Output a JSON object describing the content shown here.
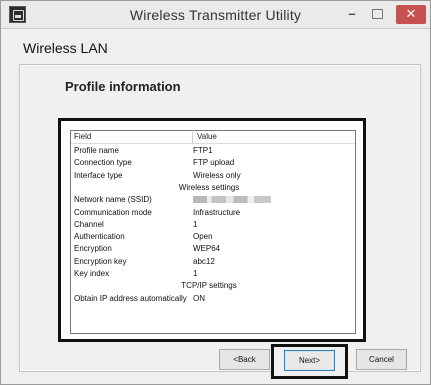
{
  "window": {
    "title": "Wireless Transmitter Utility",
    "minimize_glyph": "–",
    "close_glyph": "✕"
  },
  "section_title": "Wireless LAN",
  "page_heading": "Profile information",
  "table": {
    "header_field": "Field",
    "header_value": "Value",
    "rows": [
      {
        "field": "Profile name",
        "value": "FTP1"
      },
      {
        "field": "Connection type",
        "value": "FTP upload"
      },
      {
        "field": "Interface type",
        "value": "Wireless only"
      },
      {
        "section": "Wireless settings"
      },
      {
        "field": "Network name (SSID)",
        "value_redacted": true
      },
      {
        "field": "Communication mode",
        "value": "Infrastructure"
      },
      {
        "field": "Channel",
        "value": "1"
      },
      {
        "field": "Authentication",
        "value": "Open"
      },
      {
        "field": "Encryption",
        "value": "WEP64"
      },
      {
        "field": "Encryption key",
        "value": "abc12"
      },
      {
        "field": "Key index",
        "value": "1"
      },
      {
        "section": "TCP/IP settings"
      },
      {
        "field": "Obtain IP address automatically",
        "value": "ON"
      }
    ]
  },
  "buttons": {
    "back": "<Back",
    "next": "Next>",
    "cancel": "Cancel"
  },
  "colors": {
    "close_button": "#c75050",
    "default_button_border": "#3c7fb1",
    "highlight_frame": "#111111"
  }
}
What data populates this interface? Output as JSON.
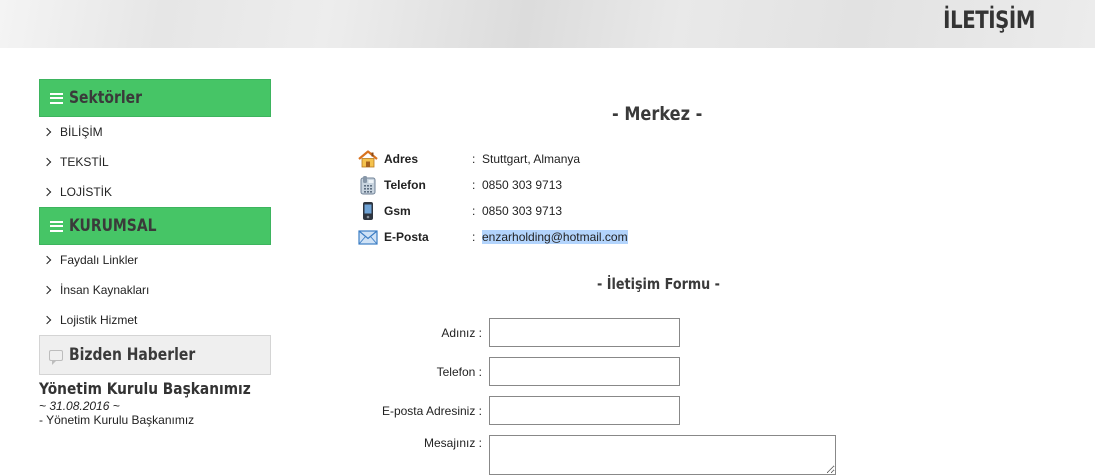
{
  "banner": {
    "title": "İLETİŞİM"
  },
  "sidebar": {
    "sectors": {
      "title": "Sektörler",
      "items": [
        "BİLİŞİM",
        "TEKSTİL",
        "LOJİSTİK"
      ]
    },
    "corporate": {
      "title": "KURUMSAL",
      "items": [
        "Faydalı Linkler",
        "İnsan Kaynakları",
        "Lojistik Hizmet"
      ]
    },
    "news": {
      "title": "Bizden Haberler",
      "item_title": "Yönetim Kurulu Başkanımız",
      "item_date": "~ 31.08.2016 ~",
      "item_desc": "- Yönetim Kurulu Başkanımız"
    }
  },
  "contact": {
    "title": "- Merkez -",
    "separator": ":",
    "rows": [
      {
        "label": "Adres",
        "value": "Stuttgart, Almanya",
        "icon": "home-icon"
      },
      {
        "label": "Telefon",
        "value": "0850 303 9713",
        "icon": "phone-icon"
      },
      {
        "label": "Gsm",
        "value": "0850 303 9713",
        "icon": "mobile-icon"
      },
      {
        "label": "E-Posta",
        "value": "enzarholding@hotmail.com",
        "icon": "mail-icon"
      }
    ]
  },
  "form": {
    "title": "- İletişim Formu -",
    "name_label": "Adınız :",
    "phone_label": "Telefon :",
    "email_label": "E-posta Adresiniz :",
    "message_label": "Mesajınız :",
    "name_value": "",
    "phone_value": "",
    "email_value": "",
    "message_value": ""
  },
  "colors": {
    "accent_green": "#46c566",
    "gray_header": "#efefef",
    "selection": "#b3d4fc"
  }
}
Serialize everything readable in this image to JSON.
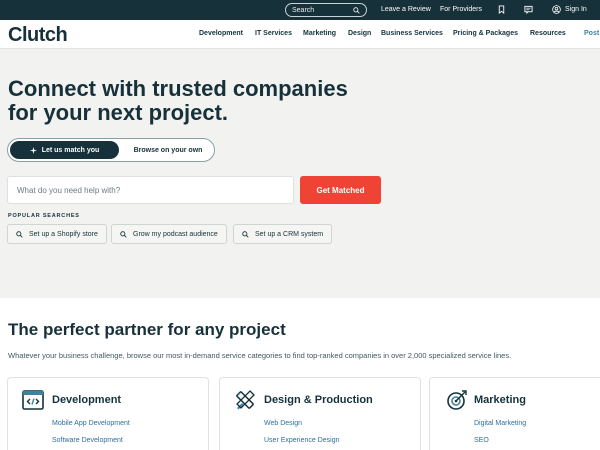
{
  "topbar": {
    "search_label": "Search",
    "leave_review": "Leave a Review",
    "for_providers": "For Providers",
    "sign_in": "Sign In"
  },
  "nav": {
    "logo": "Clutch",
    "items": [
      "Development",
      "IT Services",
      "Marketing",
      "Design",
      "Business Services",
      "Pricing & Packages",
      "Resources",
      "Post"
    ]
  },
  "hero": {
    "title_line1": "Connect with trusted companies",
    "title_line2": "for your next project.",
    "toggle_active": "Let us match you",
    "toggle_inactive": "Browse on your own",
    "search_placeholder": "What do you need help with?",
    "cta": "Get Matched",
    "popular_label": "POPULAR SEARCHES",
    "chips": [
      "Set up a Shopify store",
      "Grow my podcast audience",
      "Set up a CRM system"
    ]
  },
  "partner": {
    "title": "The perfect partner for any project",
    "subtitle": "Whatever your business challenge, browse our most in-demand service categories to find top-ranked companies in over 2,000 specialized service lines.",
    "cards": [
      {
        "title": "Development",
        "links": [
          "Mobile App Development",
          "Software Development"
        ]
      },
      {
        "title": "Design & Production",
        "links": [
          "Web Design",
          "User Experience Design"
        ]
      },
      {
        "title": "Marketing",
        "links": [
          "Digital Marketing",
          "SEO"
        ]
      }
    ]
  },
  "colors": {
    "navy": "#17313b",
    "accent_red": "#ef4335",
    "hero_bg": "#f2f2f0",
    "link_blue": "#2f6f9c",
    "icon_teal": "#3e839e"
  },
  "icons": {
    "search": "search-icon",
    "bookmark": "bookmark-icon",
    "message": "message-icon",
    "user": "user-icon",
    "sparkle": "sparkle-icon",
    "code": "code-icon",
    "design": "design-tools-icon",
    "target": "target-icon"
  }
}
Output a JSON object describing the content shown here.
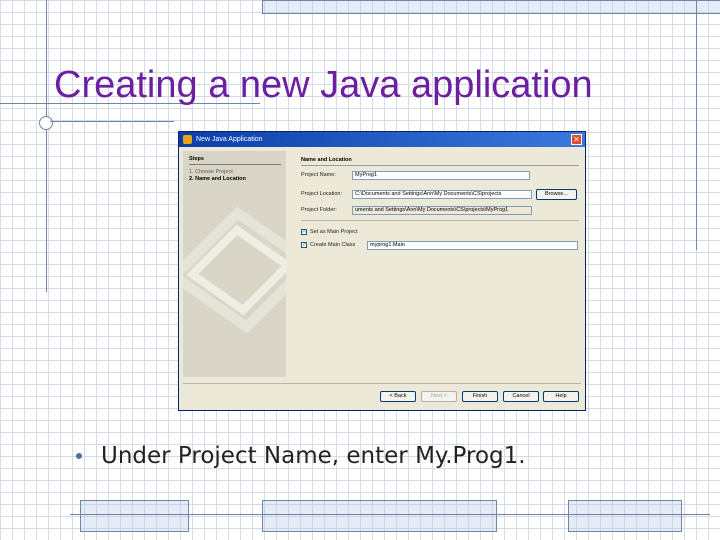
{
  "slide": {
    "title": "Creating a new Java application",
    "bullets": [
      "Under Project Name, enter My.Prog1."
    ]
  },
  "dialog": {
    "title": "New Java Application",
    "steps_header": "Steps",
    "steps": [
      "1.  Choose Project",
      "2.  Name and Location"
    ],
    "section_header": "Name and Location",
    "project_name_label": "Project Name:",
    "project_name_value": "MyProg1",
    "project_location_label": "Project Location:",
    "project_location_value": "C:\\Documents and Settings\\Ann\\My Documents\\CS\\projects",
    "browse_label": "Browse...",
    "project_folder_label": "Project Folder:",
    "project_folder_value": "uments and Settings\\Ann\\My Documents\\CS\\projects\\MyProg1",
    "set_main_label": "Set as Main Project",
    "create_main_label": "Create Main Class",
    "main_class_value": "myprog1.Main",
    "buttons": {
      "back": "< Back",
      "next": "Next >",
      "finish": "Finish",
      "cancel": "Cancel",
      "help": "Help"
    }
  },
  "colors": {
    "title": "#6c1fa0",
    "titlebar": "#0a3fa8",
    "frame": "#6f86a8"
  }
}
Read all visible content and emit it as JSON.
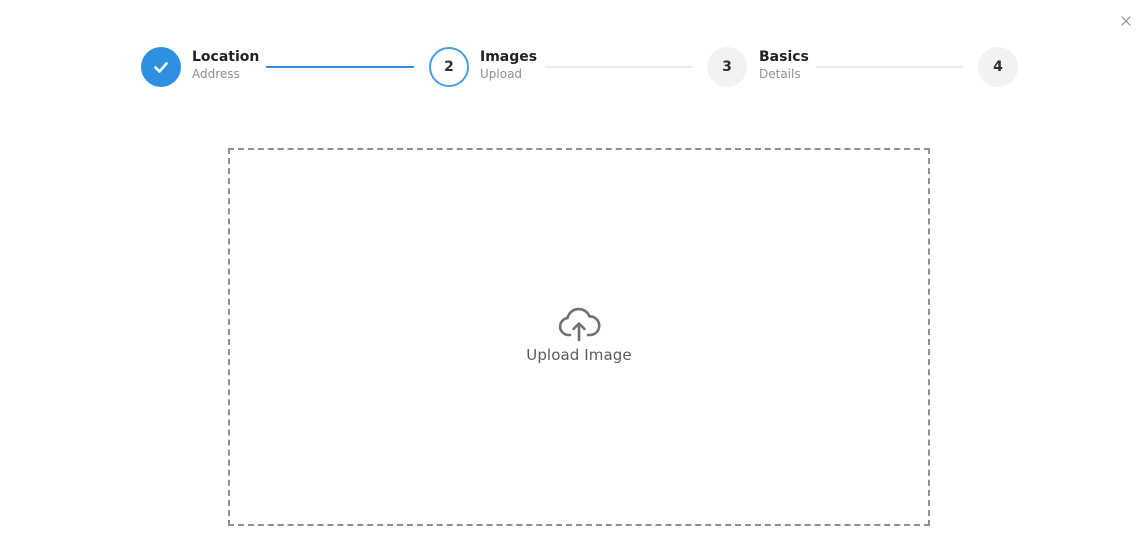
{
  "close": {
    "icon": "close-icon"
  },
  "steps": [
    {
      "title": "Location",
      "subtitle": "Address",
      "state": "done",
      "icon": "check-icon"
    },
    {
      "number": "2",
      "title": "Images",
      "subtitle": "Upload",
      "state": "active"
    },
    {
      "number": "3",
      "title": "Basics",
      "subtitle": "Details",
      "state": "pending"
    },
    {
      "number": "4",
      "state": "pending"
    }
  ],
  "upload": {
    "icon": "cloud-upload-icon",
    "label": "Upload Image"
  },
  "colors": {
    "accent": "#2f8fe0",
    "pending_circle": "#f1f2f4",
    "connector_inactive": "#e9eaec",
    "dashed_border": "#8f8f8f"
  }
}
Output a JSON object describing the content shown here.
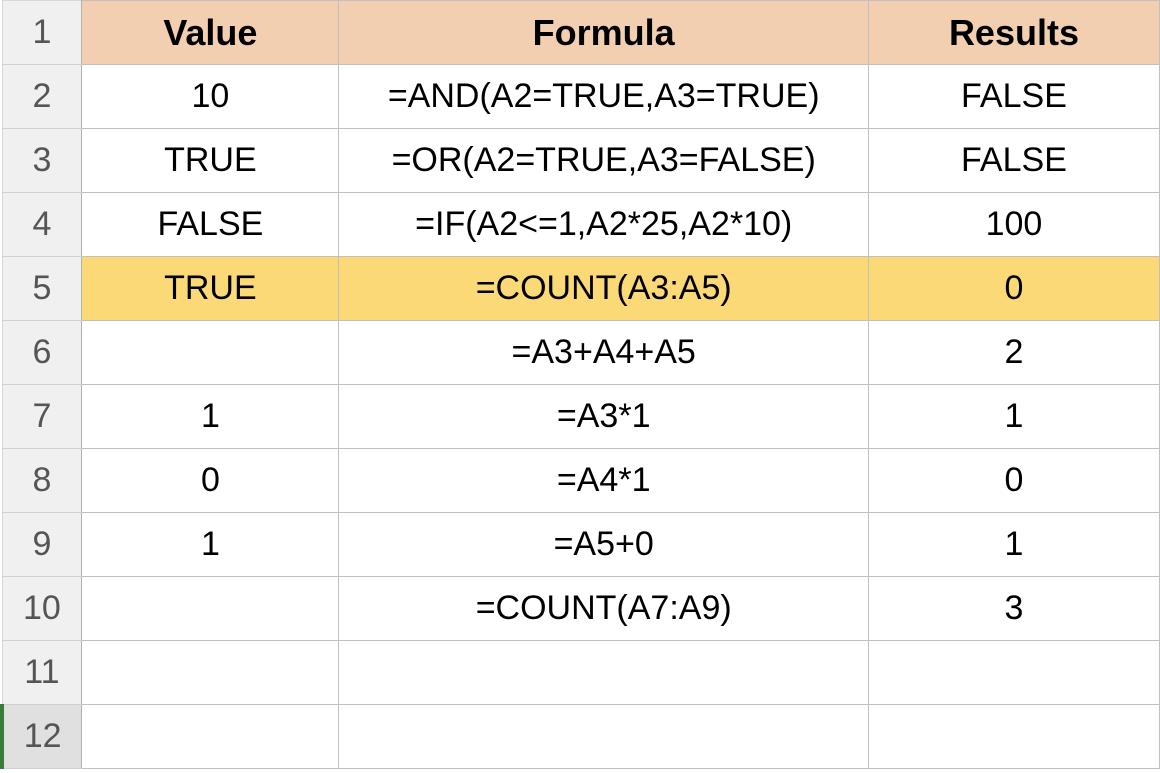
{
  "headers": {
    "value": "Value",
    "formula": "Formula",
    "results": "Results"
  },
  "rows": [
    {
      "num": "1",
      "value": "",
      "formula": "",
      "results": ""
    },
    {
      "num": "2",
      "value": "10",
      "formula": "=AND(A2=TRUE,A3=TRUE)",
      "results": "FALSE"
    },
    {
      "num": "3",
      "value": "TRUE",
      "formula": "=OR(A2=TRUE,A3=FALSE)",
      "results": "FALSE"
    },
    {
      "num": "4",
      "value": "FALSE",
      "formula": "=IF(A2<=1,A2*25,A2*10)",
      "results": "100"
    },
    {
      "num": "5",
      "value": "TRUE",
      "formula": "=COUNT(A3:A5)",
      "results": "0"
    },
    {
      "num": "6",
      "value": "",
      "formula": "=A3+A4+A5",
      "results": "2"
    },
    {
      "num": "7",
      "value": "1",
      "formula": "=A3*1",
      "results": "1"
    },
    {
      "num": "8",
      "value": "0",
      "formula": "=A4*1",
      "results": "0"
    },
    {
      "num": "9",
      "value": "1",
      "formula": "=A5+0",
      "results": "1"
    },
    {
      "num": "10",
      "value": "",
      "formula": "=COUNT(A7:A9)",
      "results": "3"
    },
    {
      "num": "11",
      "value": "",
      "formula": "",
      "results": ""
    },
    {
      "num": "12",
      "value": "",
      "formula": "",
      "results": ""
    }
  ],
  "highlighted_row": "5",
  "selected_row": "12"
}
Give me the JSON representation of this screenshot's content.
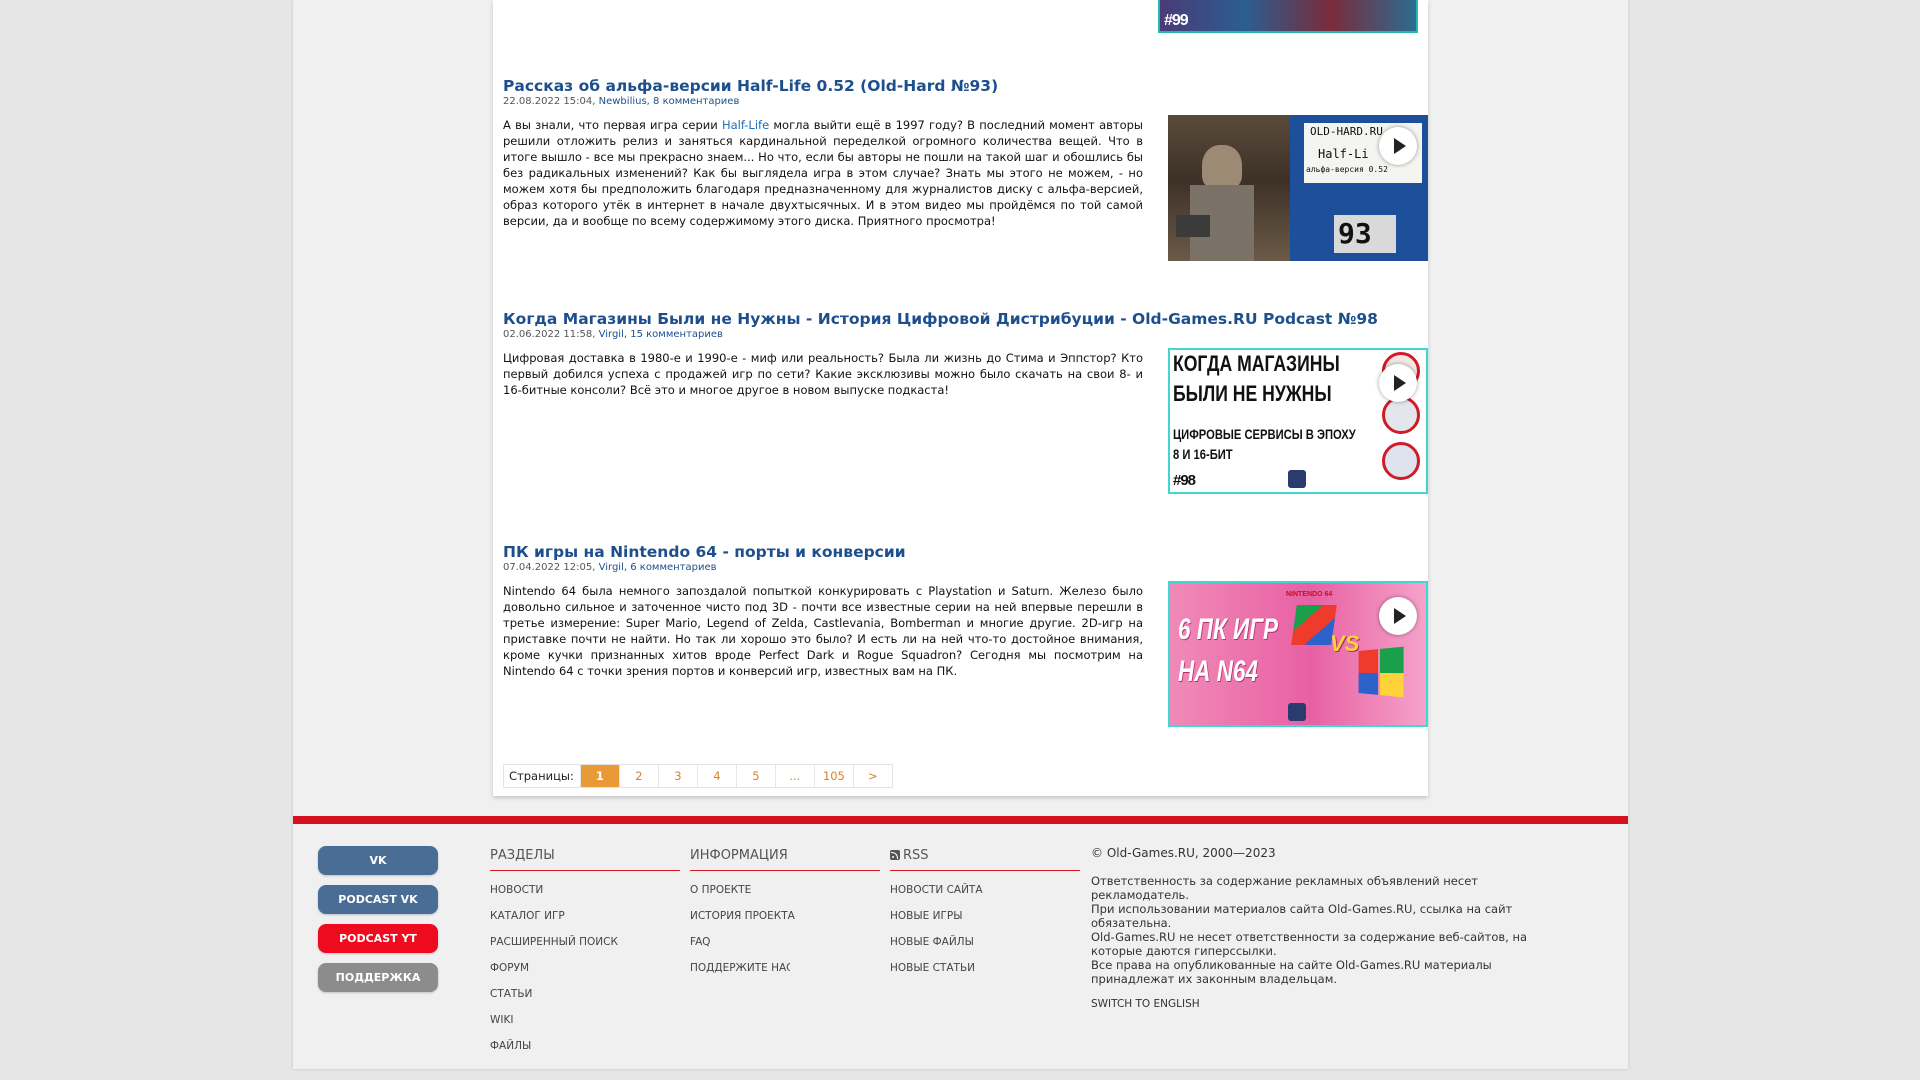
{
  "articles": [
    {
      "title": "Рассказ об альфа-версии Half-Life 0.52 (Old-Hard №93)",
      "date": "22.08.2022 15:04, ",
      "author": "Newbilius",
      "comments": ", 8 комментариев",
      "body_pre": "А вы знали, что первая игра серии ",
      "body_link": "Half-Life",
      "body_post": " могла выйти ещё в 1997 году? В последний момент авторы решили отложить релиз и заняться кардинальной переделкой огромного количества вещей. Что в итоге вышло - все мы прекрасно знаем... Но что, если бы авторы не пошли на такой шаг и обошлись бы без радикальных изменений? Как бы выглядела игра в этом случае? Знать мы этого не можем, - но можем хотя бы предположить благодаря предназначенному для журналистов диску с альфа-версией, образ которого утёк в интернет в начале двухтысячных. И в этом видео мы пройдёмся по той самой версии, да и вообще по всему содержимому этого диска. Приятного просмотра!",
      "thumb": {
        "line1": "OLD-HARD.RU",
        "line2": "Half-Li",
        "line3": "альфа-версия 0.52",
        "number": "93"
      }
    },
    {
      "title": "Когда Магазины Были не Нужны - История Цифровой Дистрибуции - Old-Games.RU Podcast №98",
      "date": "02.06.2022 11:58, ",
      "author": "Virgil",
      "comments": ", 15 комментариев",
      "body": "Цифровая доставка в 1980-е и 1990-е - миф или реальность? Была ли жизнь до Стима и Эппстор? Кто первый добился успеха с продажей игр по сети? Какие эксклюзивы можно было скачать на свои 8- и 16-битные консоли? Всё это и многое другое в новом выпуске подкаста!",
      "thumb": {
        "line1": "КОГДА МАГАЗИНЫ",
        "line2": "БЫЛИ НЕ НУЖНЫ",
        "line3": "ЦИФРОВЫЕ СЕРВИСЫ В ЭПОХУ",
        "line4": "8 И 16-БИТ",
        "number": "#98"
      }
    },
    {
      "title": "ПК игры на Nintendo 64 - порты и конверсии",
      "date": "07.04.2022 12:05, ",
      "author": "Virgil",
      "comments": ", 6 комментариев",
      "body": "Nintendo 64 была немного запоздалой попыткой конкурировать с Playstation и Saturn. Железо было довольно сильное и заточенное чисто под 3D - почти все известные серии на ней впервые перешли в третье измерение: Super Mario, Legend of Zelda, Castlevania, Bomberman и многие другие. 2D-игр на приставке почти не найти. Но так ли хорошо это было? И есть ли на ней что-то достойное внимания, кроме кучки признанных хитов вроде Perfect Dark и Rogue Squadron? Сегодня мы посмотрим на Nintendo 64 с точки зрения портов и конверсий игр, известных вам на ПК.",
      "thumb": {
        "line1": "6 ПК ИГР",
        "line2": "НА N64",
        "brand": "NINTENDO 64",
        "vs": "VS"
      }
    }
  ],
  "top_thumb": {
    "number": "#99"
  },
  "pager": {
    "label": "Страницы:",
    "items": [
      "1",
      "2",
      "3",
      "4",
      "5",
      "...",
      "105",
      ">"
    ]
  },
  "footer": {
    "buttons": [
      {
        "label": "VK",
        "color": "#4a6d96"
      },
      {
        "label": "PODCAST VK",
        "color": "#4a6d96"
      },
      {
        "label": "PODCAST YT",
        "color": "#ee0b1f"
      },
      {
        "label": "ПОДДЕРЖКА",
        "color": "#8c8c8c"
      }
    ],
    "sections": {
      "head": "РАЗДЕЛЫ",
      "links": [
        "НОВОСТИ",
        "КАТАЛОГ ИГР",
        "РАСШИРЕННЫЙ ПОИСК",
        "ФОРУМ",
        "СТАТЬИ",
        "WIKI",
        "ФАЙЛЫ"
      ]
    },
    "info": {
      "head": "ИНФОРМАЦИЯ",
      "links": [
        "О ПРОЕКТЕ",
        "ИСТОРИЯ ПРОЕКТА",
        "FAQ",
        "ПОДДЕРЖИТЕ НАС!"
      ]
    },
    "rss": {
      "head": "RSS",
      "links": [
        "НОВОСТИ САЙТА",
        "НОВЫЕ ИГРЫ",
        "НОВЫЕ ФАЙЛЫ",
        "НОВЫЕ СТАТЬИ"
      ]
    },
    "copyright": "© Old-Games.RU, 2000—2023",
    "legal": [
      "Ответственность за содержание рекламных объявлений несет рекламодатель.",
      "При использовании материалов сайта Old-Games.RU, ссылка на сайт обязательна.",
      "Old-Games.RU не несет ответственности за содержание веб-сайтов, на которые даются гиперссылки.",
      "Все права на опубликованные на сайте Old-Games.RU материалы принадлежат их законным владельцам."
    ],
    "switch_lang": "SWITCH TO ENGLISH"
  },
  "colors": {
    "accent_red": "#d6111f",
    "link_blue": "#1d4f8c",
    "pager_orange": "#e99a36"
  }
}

> **Problem to solve**: Scan the data for the word "Profile" and copy every line where it shows up.

> **Answer for this exercise**:
  "page_heading": "Profile information",
        "field": "Profile name",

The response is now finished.